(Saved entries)
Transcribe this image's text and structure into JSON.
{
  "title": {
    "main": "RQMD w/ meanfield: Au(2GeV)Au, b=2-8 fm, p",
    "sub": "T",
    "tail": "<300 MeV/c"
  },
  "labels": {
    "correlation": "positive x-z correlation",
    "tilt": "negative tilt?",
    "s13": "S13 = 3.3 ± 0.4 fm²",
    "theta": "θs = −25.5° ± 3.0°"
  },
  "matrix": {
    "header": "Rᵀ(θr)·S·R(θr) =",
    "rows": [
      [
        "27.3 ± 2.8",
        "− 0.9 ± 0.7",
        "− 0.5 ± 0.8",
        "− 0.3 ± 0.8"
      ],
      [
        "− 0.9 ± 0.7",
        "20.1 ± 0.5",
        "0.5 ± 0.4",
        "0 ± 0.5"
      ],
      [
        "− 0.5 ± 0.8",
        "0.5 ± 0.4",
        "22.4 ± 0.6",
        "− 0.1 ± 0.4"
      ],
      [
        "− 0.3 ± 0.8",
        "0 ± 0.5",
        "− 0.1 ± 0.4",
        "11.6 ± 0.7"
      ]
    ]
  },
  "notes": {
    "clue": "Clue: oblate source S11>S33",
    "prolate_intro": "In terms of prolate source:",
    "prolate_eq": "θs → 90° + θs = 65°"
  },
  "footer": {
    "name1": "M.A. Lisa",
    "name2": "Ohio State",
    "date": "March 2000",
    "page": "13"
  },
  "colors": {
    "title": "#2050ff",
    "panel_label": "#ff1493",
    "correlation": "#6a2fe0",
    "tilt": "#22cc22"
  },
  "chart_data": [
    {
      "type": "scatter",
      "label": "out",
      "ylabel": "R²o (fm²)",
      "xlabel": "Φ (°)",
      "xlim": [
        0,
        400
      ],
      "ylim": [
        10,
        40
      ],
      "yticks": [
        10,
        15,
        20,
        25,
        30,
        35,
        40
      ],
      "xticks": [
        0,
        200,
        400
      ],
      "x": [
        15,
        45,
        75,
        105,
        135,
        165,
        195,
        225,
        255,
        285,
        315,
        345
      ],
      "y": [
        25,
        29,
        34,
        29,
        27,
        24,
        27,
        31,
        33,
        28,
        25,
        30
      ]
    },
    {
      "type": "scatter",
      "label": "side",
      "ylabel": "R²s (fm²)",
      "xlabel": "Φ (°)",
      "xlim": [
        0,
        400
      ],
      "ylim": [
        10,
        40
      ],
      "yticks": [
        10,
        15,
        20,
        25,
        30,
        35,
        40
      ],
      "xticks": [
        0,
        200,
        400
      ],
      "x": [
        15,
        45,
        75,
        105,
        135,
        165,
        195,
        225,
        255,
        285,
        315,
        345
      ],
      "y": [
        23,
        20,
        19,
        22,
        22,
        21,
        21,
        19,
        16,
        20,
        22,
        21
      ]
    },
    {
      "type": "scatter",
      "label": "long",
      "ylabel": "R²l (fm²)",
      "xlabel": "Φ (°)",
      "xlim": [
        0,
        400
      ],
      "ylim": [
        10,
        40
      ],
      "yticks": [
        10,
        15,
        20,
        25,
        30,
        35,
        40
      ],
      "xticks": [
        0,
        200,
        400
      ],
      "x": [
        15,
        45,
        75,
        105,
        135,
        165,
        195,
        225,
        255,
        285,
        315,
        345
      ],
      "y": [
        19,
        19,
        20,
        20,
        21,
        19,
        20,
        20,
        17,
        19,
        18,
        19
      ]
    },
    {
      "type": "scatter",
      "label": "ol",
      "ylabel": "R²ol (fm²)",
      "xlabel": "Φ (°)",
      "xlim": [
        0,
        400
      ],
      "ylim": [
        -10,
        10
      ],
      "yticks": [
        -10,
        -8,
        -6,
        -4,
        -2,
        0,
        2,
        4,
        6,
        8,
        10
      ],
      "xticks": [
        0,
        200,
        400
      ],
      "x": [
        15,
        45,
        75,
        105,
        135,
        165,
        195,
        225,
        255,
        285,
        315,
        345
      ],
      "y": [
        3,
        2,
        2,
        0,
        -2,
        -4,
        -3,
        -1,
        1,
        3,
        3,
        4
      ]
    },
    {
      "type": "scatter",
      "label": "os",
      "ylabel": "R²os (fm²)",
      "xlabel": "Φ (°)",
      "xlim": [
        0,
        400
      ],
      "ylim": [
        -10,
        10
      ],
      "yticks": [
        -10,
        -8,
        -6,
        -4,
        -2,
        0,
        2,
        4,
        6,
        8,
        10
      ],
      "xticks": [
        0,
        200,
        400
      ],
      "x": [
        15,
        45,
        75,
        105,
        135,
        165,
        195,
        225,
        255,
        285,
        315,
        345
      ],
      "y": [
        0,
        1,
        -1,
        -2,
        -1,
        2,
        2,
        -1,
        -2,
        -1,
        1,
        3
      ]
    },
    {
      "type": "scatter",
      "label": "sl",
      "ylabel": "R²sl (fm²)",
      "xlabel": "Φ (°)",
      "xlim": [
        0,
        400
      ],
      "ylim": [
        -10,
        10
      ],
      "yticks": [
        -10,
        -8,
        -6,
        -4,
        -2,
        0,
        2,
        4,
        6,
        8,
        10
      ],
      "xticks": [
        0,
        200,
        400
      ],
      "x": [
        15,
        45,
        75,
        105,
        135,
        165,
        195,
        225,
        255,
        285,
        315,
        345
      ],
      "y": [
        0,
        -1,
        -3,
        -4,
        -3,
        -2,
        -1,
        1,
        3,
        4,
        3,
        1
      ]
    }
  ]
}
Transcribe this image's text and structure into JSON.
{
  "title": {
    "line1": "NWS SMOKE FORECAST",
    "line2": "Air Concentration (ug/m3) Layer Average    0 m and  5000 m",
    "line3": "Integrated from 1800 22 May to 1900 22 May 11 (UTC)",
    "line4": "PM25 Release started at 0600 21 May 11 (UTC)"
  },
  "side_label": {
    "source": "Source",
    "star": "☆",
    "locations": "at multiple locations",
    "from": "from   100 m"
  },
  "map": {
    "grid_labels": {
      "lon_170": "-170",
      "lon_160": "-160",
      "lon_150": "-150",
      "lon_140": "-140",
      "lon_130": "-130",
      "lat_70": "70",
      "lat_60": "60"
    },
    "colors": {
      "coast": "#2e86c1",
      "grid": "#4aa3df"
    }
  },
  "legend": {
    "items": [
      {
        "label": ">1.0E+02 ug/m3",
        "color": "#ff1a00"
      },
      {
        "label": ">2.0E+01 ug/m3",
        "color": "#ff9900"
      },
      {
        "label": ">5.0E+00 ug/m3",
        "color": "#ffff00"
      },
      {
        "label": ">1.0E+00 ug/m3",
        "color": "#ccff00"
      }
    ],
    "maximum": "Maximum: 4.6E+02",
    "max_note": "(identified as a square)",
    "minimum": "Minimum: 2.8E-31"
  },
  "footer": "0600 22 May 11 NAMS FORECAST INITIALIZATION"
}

Problem: Extract all of the data shown above without alteration.

Answer to this exercise:
Transcribe this image's text and structure into JSON.
{
  "title": {
    "main": "RQMD w/ meanfield: Au(2GeV)Au, b=2-8 fm, p",
    "sub": "T",
    "tail": "<300 MeV/c"
  },
  "labels": {
    "correlation": "positive x-z correlation",
    "tilt": "negative tilt?",
    "s13": "S13 = 3.3 ± 0.4 fm²",
    "theta": "θs = −25.5° ± 3.0°"
  },
  "matrix": {
    "header": "Rᵀ(θr)·S·R(θr) =",
    "rows": [
      [
        "27.3 ± 2.8",
        "− 0.9 ± 0.7",
        "− 0.5 ± 0.8",
        "− 0.3 ± 0.8"
      ],
      [
        "− 0.9 ± 0.7",
        "20.1 ± 0.5",
        "0.5 ± 0.4",
        "0 ± 0.5"
      ],
      [
        "− 0.5 ± 0.8",
        "0.5 ± 0.4",
        "22.4 ± 0.6",
        "− 0.1 ± 0.4"
      ],
      [
        "− 0.3 ± 0.8",
        "0 ± 0.5",
        "− 0.1 ± 0.4",
        "11.6 ± 0.7"
      ]
    ]
  },
  "notes": {
    "clue": "Clue: oblate source S11>S33",
    "prolate_intro": "In terms of prolate source:",
    "prolate_eq": "θs → 90° + θs = 65°"
  },
  "footer": {
    "name1": "M.A. Lisa",
    "name2": "Ohio State",
    "date": "March 2000",
    "page": "13"
  },
  "colors": {
    "title": "#2050ff",
    "panel_label": "#ff1493",
    "correlation": "#6a2fe0",
    "tilt": "#22cc22"
  },
  "chart_data": [
    {
      "type": "scatter",
      "label": "out",
      "ylabel": "R²o (fm²)",
      "xlabel": "Φ (°)",
      "xlim": [
        0,
        400
      ],
      "ylim": [
        10,
        40
      ],
      "yticks": [
        10,
        15,
        20,
        25,
        30,
        35,
        40
      ],
      "xticks": [
        0,
        200,
        400
      ],
      "x": [
        15,
        45,
        75,
        105,
        135,
        165,
        195,
        225,
        255,
        285,
        315,
        345
      ],
      "y": [
        25,
        29,
        34,
        29,
        27,
        24,
        27,
        31,
        33,
        28,
        25,
        30
      ]
    },
    {
      "type": "scatter",
      "label": "side",
      "ylabel": "R²s (fm²)",
      "xlabel": "Φ (°)",
      "xlim": [
        0,
        400
      ],
      "ylim": [
        10,
        40
      ],
      "yticks": [
        10,
        15,
        20,
        25,
        30,
        35,
        40
      ],
      "xticks": [
        0,
        200,
        400
      ],
      "x": [
        15,
        45,
        75,
        105,
        135,
        165,
        195,
        225,
        255,
        285,
        315,
        345
      ],
      "y": [
        23,
        20,
        19,
        22,
        22,
        21,
        21,
        19,
        16,
        20,
        22,
        21
      ]
    },
    {
      "type": "scatter",
      "label": "long",
      "ylabel": "R²l (fm²)",
      "xlabel": "Φ (°)",
      "xlim": [
        0,
        400
      ],
      "ylim": [
        10,
        40
      ],
      "yticks": [
        10,
        15,
        20,
        25,
        30,
        35,
        40
      ],
      "xticks": [
        0,
        200,
        400
      ],
      "x": [
        15,
        45,
        75,
        105,
        135,
        165,
        195,
        225,
        255,
        285,
        315,
        345
      ],
      "y": [
        19,
        19,
        20,
        20,
        21,
        19,
        20,
        20,
        17,
        19,
        18,
        19
      ]
    },
    {
      "type": "scatter",
      "label": "ol",
      "ylabel": "R²ol (fm²)",
      "xlabel": "Φ (°)",
      "xlim": [
        0,
        400
      ],
      "ylim": [
        -10,
        10
      ],
      "yticks": [
        -10,
        -8,
        -6,
        -4,
        -2,
        0,
        2,
        4,
        6,
        8,
        10
      ],
      "xticks": [
        0,
        200,
        400
      ],
      "x": [
        15,
        45,
        75,
        105,
        135,
        165,
        195,
        225,
        255,
        285,
        315,
        345
      ],
      "y": [
        3,
        2,
        2,
        0,
        -2,
        -4,
        -3,
        -1,
        1,
        3,
        3,
        4
      ]
    },
    {
      "type": "scatter",
      "label": "os",
      "ylabel": "R²os (fm²)",
      "xlabel": "Φ (°)",
      "xlim": [
        0,
        400
      ],
      "ylim": [
        -10,
        10
      ],
      "yticks": [
        -10,
        -8,
        -6,
        -4,
        -2,
        0,
        2,
        4,
        6,
        8,
        10
      ],
      "xticks": [
        0,
        200,
        400
      ],
      "x": [
        15,
        45,
        75,
        105,
        135,
        165,
        195,
        225,
        255,
        285,
        315,
        345
      ],
      "y": [
        0,
        1,
        -1,
        -2,
        -1,
        2,
        2,
        -1,
        -2,
        -1,
        1,
        3
      ]
    },
    {
      "type": "scatter",
      "label": "sl",
      "ylabel": "R²sl (fm²)",
      "xlabel": "Φ (°)",
      "xlim": [
        0,
        400
      ],
      "ylim": [
        -10,
        10
      ],
      "yticks": [
        -10,
        -8,
        -6,
        -4,
        -2,
        0,
        2,
        4,
        6,
        8,
        10
      ],
      "xticks": [
        0,
        200,
        400
      ],
      "x": [
        15,
        45,
        75,
        105,
        135,
        165,
        195,
        225,
        255,
        285,
        315,
        345
      ],
      "y": [
        0,
        -1,
        -3,
        -4,
        -3,
        -2,
        -1,
        1,
        3,
        4,
        3,
        1
      ]
    }
  ]
}
Transcribe this image's text and structure into JSON.
{
  "title": {
    "line1": "NWS SMOKE FORECAST",
    "line2": "Air Concentration (ug/m3) Layer Average    0 m and  5000 m",
    "line3": "Integrated from 1800 22 May to 1900 22 May 11 (UTC)",
    "line4": "PM25 Release started at 0600 21 May 11 (UTC)"
  },
  "side_label": {
    "source": "Source",
    "star": "☆",
    "locations": "at multiple locations",
    "from": "from   100 m"
  },
  "map": {
    "grid_labels": {
      "lon_170": "-170",
      "lon_160": "-160",
      "lon_150": "-150",
      "lon_140": "-140",
      "lon_130": "-130",
      "lat_70": "70",
      "lat_60": "60"
    },
    "colors": {
      "coast": "#2e86c1",
      "grid": "#4aa3df"
    }
  },
  "legend": {
    "items": [
      {
        "label": ">1.0E+02 ug/m3",
        "color": "#ff1a00"
      },
      {
        "label": ">2.0E+01 ug/m3",
        "color": "#ff9900"
      },
      {
        "label": ">5.0E+00 ug/m3",
        "color": "#ffff00"
      },
      {
        "label": ">1.0E+00 ug/m3",
        "color": "#ccff00"
      }
    ],
    "maximum": "Maximum: 4.6E+02",
    "max_note": "(identified as a square)",
    "minimum": "Minimum: 2.8E-31"
  },
  "footer": "0600 22 May 11 NAMS FORECAST INITIALIZATION"
}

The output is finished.